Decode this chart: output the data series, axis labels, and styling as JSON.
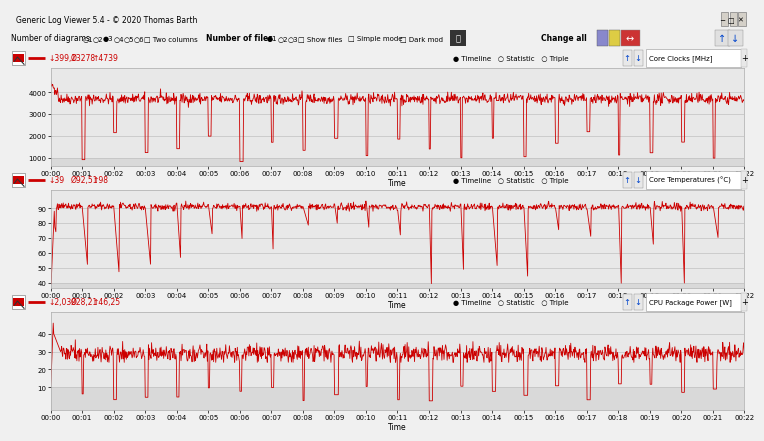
{
  "title_bar": "Generic Log Viewer 5.4 - © 2020 Thomas Barth",
  "bg_color": "#f0f0f0",
  "window_title_bg": "#d4d0c8",
  "toolbar_bg": "#f0f0f0",
  "plot_bg": "#e8e8e8",
  "darker_bg": "#d0d0d0",
  "grid_color": "#c0c0c0",
  "line_color": "#cc0000",
  "spine_color": "#aaaaaa",
  "x_ticks": [
    "00:00",
    "00:01",
    "00:02",
    "00:03",
    "00:04",
    "00:05",
    "00:06",
    "00:07",
    "00:08",
    "00:09",
    "00:10",
    "00:11",
    "00:12",
    "00:13",
    "00:14",
    "00:15",
    "00:16",
    "00:17",
    "00:18",
    "00:19",
    "00:20",
    "00:21",
    "00:22"
  ],
  "panels": [
    {
      "label": "Core Clocks [MHz]",
      "stats_min": "↓399,1",
      "stats_avg": "Ø3278",
      "stats_max": "↑4739",
      "ylim": [
        600,
        5100
      ],
      "yticks": [
        1000,
        2000,
        3000,
        4000
      ],
      "yticklabels": [
        "1000",
        "2000",
        "3000",
        "4000"
      ]
    },
    {
      "label": "Core Temperatures (°C)",
      "stats_min": "↓39",
      "stats_avg": "Ø92,51",
      "stats_max": "↑98",
      "ylim": [
        36,
        102
      ],
      "yticks": [
        40,
        50,
        60,
        70,
        80,
        90
      ],
      "yticklabels": [
        "40",
        "50",
        "60",
        "70",
        "80",
        "90"
      ]
    },
    {
      "label": "CPU Package Power [W]",
      "stats_min": "↓2,039",
      "stats_avg": "Ø28,21",
      "stats_max": "↑46,25",
      "ylim": [
        -3,
        52
      ],
      "yticks": [
        10,
        20,
        30,
        40
      ],
      "yticklabels": [
        "10",
        "20",
        "30",
        "40"
      ]
    }
  ]
}
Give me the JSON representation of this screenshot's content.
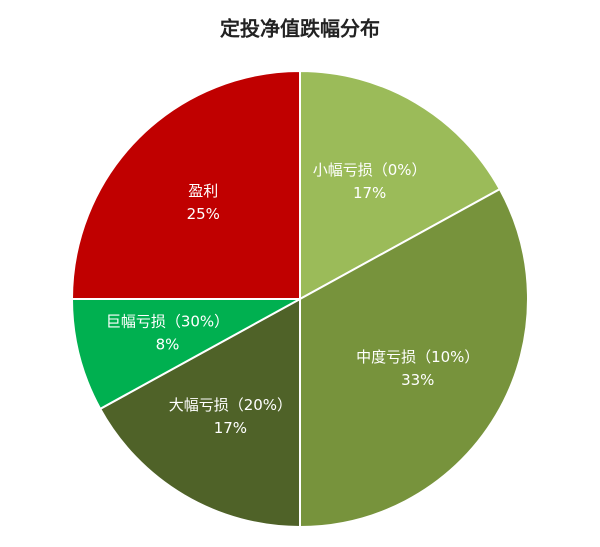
{
  "chart_data": {
    "type": "pie",
    "title": "定投净值跌幅分布",
    "categories": [
      "小幅亏损（0%）",
      "中度亏损（10%）",
      "大幅亏损（20%）",
      "巨幅亏损（30%）",
      "盈利"
    ],
    "values": [
      17,
      33,
      17,
      8,
      25
    ],
    "value_labels": [
      "17%",
      "33%",
      "17%",
      "8%",
      "25%"
    ],
    "colors": [
      "#9bbb59",
      "#77933c",
      "#4f6228",
      "#00b050",
      "#c00000"
    ]
  }
}
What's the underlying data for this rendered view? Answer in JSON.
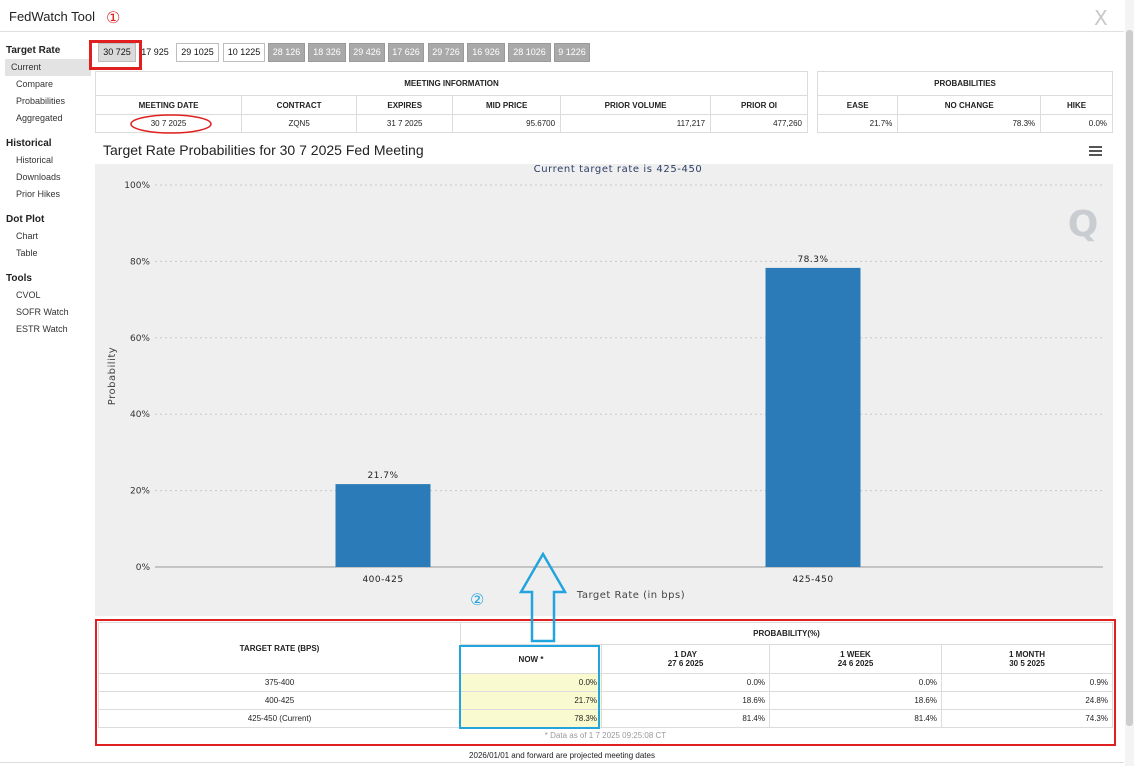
{
  "app": {
    "title": "FedWatch Tool",
    "close_icon": "X"
  },
  "annotations": {
    "marker1": "①",
    "marker2": "②"
  },
  "sidebar": {
    "groups": [
      {
        "title": "Target Rate",
        "items": [
          "Current",
          "Compare",
          "Probabilities",
          "Aggregated"
        ]
      },
      {
        "title": "Historical",
        "items": [
          "Historical",
          "Downloads",
          "Prior Hikes"
        ]
      },
      {
        "title": "Dot Plot",
        "items": [
          "Chart",
          "Table"
        ]
      },
      {
        "title": "Tools",
        "items": [
          "CVOL",
          "SOFR Watch",
          "ESTR Watch"
        ]
      }
    ]
  },
  "tabs": [
    "30 725",
    "17 925",
    "29 1025",
    "10 1225",
    "28 126",
    "18 326",
    "29 426",
    "17 626",
    "29 726",
    "16 926",
    "28 1026",
    "9 1226"
  ],
  "meeting_info": {
    "header": "MEETING INFORMATION",
    "columns": [
      "MEETING DATE",
      "CONTRACT",
      "EXPIRES",
      "MID PRICE",
      "PRIOR VOLUME",
      "PRIOR OI"
    ],
    "values": [
      "30 7 2025",
      "ZQN5",
      "31 7 2025",
      "95.6700",
      "117,217",
      "477,260"
    ]
  },
  "probabilities": {
    "header": "PROBABILITIES",
    "columns": [
      "EASE",
      "NO CHANGE",
      "HIKE"
    ],
    "values": [
      "21.7%",
      "78.3%",
      "0.0%"
    ]
  },
  "chart_title": "Target Rate Probabilities for 30 7 2025 Fed Meeting",
  "chart_data": {
    "type": "bar",
    "title": "Current target rate is 425-450",
    "categories": [
      "400-425",
      "425-450"
    ],
    "values": [
      21.7,
      78.3
    ],
    "data_labels": [
      "21.7%",
      "78.3%"
    ],
    "xlabel": "Target Rate (in bps)",
    "ylabel": "Probability",
    "ylim": [
      0,
      100
    ],
    "yticks": [
      0,
      20,
      40,
      60,
      80,
      100
    ],
    "ytick_labels": [
      "0%",
      "20%",
      "40%",
      "60%",
      "80%",
      "100%"
    ],
    "grid": true,
    "bar_color": "#2b7bb9",
    "watermark": "Q"
  },
  "prob_table": {
    "target_header": "TARGET RATE (BPS)",
    "prob_header": "PROBABILITY(%)",
    "now_label": "NOW *",
    "periods": [
      {
        "label": "1 DAY",
        "date": "27 6 2025"
      },
      {
        "label": "1 WEEK",
        "date": "24 6 2025"
      },
      {
        "label": "1 MONTH",
        "date": "30 5 2025"
      }
    ],
    "rows": [
      {
        "rate": "375-400",
        "now": "0.0%",
        "d1": "0.0%",
        "w1": "0.0%",
        "m1": "0.9%"
      },
      {
        "rate": "400-425",
        "now": "21.7%",
        "d1": "18.6%",
        "w1": "18.6%",
        "m1": "24.8%"
      },
      {
        "rate": "425-450 (Current)",
        "now": "78.3%",
        "d1": "81.4%",
        "w1": "81.4%",
        "m1": "74.3%"
      }
    ],
    "data_note": "* Data as of 1 7 2025 09:25:08 CT"
  },
  "footer_note": "2026/01/01 and forward are projected meeting dates",
  "colors": {
    "annotation_red": "#e02020",
    "annotation_blue": "#22a4de",
    "bar": "#2b7bb9",
    "now_highlight": "#fafad0"
  }
}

....

* [Your instructions]:
Without the pictures, return all the records precisely as they stand.

* [Exercise output]:
Decode this chart: output the data series, axis labels, and styling as JSON.
{
  "title_bar": "Generic Log Viewer 5.4 - © 2020 Thomas Barth",
  "bg_color": "#f0f0f0",
  "window_title_bg": "#d4d0c8",
  "toolbar_bg": "#f0f0f0",
  "plot_bg": "#e8e8e8",
  "darker_bg": "#d0d0d0",
  "grid_color": "#c0c0c0",
  "line_color": "#cc0000",
  "spine_color": "#aaaaaa",
  "x_ticks": [
    "00:00",
    "00:01",
    "00:02",
    "00:03",
    "00:04",
    "00:05",
    "00:06",
    "00:07",
    "00:08",
    "00:09",
    "00:10",
    "00:11",
    "00:12",
    "00:13",
    "00:14",
    "00:15",
    "00:16",
    "00:17",
    "00:18",
    "00:19",
    "00:20",
    "00:21",
    "00:22"
  ],
  "panels": [
    {
      "label": "Core Clocks [MHz]",
      "stats_min": "↓399,1",
      "stats_avg": "Ø3278",
      "stats_max": "↑4739",
      "ylim": [
        600,
        5100
      ],
      "yticks": [
        1000,
        2000,
        3000,
        4000
      ],
      "yticklabels": [
        "1000",
        "2000",
        "3000",
        "4000"
      ]
    },
    {
      "label": "Core Temperatures (°C)",
      "stats_min": "↓39",
      "stats_avg": "Ø92,51",
      "stats_max": "↑98",
      "ylim": [
        36,
        102
      ],
      "yticks": [
        40,
        50,
        60,
        70,
        80,
        90
      ],
      "yticklabels": [
        "40",
        "50",
        "60",
        "70",
        "80",
        "90"
      ]
    },
    {
      "label": "CPU Package Power [W]",
      "stats_min": "↓2,039",
      "stats_avg": "Ø28,21",
      "stats_max": "↑46,25",
      "ylim": [
        -3,
        52
      ],
      "yticks": [
        10,
        20,
        30,
        40
      ],
      "yticklabels": [
        "10",
        "20",
        "30",
        "40"
      ]
    }
  ]
}
Give me the JSON representation of this screenshot's content.
{
  "chart_data": {
    "type": "pie",
    "title": "定投净值跌幅分布",
    "categories": [
      "小幅亏损（0%）",
      "中度亏损（10%）",
      "大幅亏损（20%）",
      "巨幅亏损（30%）",
      "盈利"
    ],
    "values": [
      17,
      33,
      17,
      8,
      25
    ],
    "value_labels": [
      "17%",
      "33%",
      "17%",
      "8%",
      "25%"
    ],
    "colors": [
      "#9bbb59",
      "#77933c",
      "#4f6228",
      "#00b050",
      "#c00000"
    ]
  }
}
What's the underlying data for this rendered view? Answer in JSON.
{
  "app": {
    "title": "FedWatch Tool",
    "close_icon": "X"
  },
  "annotations": {
    "marker1": "①",
    "marker2": "②"
  },
  "sidebar": {
    "groups": [
      {
        "title": "Target Rate",
        "items": [
          "Current",
          "Compare",
          "Probabilities",
          "Aggregated"
        ]
      },
      {
        "title": "Historical",
        "items": [
          "Historical",
          "Downloads",
          "Prior Hikes"
        ]
      },
      {
        "title": "Dot Plot",
        "items": [
          "Chart",
          "Table"
        ]
      },
      {
        "title": "Tools",
        "items": [
          "CVOL",
          "SOFR Watch",
          "ESTR Watch"
        ]
      }
    ]
  },
  "tabs": [
    "30 725",
    "17 925",
    "29 1025",
    "10 1225",
    "28 126",
    "18 326",
    "29 426",
    "17 626",
    "29 726",
    "16 926",
    "28 1026",
    "9 1226"
  ],
  "meeting_info": {
    "header": "MEETING INFORMATION",
    "columns": [
      "MEETING DATE",
      "CONTRACT",
      "EXPIRES",
      "MID PRICE",
      "PRIOR VOLUME",
      "PRIOR OI"
    ],
    "values": [
      "30 7 2025",
      "ZQN5",
      "31 7 2025",
      "95.6700",
      "117,217",
      "477,260"
    ]
  },
  "probabilities": {
    "header": "PROBABILITIES",
    "columns": [
      "EASE",
      "NO CHANGE",
      "HIKE"
    ],
    "values": [
      "21.7%",
      "78.3%",
      "0.0%"
    ]
  },
  "chart_title": "Target Rate Probabilities for 30 7 2025 Fed Meeting",
  "chart_data": {
    "type": "bar",
    "title": "Current target rate is 425-450",
    "categories": [
      "400-425",
      "425-450"
    ],
    "values": [
      21.7,
      78.3
    ],
    "data_labels": [
      "21.7%",
      "78.3%"
    ],
    "xlabel": "Target Rate (in bps)",
    "ylabel": "Probability",
    "ylim": [
      0,
      100
    ],
    "yticks": [
      0,
      20,
      40,
      60,
      80,
      100
    ],
    "ytick_labels": [
      "0%",
      "20%",
      "40%",
      "60%",
      "80%",
      "100%"
    ],
    "grid": true,
    "bar_color": "#2b7bb9",
    "watermark": "Q"
  },
  "prob_table": {
    "target_header": "TARGET RATE (BPS)",
    "prob_header": "PROBABILITY(%)",
    "now_label": "NOW *",
    "periods": [
      {
        "label": "1 DAY",
        "date": "27 6 2025"
      },
      {
        "label": "1 WEEK",
        "date": "24 6 2025"
      },
      {
        "label": "1 MONTH",
        "date": "30 5 2025"
      }
    ],
    "rows": [
      {
        "rate": "375-400",
        "now": "0.0%",
        "d1": "0.0%",
        "w1": "0.0%",
        "m1": "0.9%"
      },
      {
        "rate": "400-425",
        "now": "21.7%",
        "d1": "18.6%",
        "w1": "18.6%",
        "m1": "24.8%"
      },
      {
        "rate": "425-450 (Current)",
        "now": "78.3%",
        "d1": "81.4%",
        "w1": "81.4%",
        "m1": "74.3%"
      }
    ],
    "data_note": "* Data as of 1 7 2025 09:25:08 CT"
  },
  "footer_note": "2026/01/01 and forward are projected meeting dates",
  "colors": {
    "annotation_red": "#e02020",
    "annotation_blue": "#22a4de",
    "bar": "#2b7bb9",
    "now_highlight": "#fafad0"
  }
}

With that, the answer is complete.